Set out each line from the following listing that includes the word "been".
--- START Entries provided ---
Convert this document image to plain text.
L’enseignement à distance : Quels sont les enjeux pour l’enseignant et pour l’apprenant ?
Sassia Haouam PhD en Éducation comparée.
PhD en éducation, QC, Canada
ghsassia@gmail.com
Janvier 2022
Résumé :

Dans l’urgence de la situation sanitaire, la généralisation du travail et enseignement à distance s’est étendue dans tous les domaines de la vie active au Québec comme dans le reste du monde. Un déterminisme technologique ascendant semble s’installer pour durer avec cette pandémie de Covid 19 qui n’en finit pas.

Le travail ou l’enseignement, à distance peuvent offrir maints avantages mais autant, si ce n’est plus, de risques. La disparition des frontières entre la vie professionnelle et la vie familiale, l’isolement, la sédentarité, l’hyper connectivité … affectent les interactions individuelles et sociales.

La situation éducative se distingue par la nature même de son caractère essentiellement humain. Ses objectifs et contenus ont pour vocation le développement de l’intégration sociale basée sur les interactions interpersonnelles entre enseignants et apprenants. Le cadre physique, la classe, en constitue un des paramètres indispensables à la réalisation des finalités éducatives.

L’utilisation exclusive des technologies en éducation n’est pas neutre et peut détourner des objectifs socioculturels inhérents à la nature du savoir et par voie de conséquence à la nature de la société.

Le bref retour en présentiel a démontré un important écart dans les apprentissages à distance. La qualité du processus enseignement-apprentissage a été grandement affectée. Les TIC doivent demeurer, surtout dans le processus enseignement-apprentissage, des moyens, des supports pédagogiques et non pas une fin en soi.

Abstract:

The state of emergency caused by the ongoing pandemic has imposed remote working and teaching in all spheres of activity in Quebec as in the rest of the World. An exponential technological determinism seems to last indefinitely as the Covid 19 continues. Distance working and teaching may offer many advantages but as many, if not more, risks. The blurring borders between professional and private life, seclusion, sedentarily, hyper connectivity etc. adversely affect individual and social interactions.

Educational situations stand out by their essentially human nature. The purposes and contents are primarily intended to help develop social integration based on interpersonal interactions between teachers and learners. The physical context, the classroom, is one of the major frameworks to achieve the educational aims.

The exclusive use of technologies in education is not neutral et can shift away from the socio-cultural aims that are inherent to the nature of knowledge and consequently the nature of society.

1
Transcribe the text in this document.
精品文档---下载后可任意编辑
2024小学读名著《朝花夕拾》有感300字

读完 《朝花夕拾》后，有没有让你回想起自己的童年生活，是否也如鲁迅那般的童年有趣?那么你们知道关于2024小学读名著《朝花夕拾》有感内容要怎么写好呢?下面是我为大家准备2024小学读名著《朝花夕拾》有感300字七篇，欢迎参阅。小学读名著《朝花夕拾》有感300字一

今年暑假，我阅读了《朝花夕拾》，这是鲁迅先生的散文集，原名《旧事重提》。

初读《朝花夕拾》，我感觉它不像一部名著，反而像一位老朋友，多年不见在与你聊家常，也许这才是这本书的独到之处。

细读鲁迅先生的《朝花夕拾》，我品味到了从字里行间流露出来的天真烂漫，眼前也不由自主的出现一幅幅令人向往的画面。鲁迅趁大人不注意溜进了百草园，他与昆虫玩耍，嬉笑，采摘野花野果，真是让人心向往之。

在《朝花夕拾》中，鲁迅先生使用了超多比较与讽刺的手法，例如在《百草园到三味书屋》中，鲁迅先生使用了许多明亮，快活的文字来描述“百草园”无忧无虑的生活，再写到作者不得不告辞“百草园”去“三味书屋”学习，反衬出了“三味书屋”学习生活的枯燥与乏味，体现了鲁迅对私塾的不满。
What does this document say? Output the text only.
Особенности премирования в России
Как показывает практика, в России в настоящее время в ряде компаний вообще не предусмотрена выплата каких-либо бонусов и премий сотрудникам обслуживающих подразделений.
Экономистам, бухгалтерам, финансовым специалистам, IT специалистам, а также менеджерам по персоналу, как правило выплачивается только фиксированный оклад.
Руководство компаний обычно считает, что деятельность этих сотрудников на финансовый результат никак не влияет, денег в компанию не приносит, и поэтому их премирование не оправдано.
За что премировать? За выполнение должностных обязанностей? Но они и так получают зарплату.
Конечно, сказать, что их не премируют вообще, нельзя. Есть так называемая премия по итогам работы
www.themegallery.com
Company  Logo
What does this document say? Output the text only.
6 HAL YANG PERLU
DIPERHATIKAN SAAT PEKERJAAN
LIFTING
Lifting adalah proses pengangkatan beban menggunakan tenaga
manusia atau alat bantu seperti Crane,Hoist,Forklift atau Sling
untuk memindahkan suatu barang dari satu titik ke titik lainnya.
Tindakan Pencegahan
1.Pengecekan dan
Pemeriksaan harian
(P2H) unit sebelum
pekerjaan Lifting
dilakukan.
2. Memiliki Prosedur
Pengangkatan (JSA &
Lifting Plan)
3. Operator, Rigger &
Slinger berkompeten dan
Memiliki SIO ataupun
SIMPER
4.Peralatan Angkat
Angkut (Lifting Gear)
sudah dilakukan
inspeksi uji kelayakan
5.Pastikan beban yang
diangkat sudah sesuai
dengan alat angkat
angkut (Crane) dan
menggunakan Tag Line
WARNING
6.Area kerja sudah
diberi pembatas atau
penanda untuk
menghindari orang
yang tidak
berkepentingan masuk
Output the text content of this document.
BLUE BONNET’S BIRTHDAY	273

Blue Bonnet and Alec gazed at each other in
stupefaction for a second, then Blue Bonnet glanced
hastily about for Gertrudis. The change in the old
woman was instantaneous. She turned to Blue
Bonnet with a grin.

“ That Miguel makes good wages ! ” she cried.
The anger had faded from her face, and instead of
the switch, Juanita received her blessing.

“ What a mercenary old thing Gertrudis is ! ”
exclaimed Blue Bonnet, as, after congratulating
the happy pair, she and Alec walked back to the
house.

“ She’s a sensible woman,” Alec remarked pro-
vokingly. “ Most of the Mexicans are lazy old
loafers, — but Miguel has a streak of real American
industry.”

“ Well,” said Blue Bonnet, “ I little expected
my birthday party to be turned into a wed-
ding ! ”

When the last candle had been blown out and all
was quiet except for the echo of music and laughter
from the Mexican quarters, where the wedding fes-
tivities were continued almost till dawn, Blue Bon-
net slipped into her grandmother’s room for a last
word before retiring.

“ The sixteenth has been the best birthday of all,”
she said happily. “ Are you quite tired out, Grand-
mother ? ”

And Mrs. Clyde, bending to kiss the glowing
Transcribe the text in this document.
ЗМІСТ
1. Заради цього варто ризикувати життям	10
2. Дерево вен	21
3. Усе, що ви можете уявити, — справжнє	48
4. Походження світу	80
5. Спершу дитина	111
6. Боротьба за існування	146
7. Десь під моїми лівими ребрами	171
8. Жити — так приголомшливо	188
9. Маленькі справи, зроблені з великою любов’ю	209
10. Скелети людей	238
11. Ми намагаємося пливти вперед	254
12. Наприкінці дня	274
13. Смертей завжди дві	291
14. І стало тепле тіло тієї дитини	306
--- END Entries provided ---
== Task solution ==
When the last candle had been blown out and all
“ The sixteenth has been the best birthday of all,”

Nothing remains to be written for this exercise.